• **WHAT TO WORK ON**
Each line containing the word "ΔflaA" should be found and copied.

— START DATASET CONTENT —

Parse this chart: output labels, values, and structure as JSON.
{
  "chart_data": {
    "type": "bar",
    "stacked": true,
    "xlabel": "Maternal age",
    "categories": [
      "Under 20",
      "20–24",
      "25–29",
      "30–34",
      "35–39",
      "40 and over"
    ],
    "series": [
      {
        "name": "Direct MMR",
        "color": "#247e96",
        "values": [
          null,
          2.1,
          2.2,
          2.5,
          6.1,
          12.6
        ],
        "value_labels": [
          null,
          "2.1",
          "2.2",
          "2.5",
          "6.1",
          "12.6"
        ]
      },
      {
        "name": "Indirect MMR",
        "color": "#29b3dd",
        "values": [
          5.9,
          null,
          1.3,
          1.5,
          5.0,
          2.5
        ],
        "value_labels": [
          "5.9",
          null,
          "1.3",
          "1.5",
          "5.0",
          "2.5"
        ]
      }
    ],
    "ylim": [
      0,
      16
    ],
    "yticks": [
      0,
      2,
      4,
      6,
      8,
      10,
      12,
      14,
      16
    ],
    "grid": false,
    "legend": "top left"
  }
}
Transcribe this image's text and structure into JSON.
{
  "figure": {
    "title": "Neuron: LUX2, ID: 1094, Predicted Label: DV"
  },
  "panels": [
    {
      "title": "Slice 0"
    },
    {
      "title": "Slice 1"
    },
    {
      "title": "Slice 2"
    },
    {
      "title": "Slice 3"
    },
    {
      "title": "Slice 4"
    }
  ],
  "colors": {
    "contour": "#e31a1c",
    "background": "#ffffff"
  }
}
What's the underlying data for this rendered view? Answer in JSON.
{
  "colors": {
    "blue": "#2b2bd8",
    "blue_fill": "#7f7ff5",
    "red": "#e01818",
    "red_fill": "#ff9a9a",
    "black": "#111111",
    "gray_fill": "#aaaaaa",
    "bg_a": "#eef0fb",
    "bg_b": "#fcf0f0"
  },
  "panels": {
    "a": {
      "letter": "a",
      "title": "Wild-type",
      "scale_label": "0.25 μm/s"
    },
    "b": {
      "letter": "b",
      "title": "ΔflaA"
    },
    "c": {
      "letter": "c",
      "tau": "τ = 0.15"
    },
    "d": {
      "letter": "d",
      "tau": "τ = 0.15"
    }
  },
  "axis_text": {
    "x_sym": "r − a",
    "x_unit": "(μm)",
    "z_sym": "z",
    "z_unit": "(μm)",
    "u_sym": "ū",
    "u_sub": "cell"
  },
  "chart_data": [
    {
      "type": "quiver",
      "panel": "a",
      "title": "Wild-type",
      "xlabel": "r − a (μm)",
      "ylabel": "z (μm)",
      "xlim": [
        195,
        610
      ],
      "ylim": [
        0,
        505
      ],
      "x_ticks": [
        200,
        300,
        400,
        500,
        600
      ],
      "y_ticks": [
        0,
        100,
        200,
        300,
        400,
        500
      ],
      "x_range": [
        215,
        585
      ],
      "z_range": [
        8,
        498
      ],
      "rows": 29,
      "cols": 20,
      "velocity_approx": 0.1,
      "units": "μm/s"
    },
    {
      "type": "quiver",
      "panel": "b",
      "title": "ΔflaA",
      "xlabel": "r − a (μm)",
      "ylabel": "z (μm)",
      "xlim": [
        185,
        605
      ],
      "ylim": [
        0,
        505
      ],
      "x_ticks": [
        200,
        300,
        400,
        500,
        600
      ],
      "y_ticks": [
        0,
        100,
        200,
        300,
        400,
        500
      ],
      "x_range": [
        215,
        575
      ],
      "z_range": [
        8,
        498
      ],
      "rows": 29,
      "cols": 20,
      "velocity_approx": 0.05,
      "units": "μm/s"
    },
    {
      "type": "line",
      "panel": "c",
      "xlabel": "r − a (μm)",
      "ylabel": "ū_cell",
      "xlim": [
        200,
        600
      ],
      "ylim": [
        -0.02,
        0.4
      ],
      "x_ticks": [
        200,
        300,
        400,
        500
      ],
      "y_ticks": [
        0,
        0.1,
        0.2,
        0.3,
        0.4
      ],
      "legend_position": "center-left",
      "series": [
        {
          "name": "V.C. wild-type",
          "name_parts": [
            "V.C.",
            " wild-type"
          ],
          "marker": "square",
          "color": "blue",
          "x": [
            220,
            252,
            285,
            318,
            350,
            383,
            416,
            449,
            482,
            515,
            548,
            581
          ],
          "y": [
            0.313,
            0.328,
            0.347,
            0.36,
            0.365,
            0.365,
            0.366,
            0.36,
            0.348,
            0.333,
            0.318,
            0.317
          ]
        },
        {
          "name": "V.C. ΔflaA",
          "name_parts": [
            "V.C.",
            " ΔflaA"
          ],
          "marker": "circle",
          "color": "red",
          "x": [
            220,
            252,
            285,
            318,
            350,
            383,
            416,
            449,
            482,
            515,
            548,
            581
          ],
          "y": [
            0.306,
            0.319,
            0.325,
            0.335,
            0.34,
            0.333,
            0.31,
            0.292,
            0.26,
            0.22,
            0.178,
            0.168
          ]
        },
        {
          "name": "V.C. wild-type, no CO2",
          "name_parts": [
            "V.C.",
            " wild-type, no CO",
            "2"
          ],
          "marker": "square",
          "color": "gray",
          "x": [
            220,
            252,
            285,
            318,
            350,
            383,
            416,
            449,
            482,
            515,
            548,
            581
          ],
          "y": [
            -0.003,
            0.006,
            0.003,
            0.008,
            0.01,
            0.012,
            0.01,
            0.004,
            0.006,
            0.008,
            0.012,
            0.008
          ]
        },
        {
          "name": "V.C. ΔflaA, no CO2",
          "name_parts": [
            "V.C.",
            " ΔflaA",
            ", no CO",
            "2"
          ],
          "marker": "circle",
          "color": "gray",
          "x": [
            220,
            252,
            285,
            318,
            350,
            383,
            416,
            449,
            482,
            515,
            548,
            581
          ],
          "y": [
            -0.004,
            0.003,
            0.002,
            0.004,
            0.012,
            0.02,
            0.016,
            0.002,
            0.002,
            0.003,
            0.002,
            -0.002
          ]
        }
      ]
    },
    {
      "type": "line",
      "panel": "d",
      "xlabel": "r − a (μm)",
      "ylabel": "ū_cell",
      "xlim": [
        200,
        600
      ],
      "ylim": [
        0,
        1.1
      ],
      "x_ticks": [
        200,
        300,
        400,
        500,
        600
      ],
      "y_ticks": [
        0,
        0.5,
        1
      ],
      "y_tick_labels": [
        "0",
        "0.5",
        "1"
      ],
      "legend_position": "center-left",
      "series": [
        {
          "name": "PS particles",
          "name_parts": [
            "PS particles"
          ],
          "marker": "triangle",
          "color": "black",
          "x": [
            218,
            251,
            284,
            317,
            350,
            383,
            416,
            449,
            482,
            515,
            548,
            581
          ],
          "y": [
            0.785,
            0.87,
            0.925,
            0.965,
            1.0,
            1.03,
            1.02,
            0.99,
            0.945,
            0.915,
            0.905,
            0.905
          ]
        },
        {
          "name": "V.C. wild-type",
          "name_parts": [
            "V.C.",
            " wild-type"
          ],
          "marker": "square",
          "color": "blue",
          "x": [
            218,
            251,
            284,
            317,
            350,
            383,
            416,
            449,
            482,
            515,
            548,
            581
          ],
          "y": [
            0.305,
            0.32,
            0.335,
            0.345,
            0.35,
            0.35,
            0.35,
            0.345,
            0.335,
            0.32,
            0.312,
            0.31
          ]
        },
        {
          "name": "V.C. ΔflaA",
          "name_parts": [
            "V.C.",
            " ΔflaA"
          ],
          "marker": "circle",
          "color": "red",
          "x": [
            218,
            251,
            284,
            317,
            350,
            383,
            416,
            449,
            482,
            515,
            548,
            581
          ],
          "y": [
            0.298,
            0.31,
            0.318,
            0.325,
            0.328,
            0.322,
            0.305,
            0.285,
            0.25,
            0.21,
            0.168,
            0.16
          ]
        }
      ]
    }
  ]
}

— END DATASET CONTENT —

• **THE RESULT**
      "title": "ΔflaA"
      "title": "ΔflaA",
          "name": "V.C. ΔflaA",
            " ΔflaA"
          "name": "V.C. ΔflaA, no CO2",
            " ΔflaA",
          "name": "V.C. ΔflaA",
            " ΔflaA"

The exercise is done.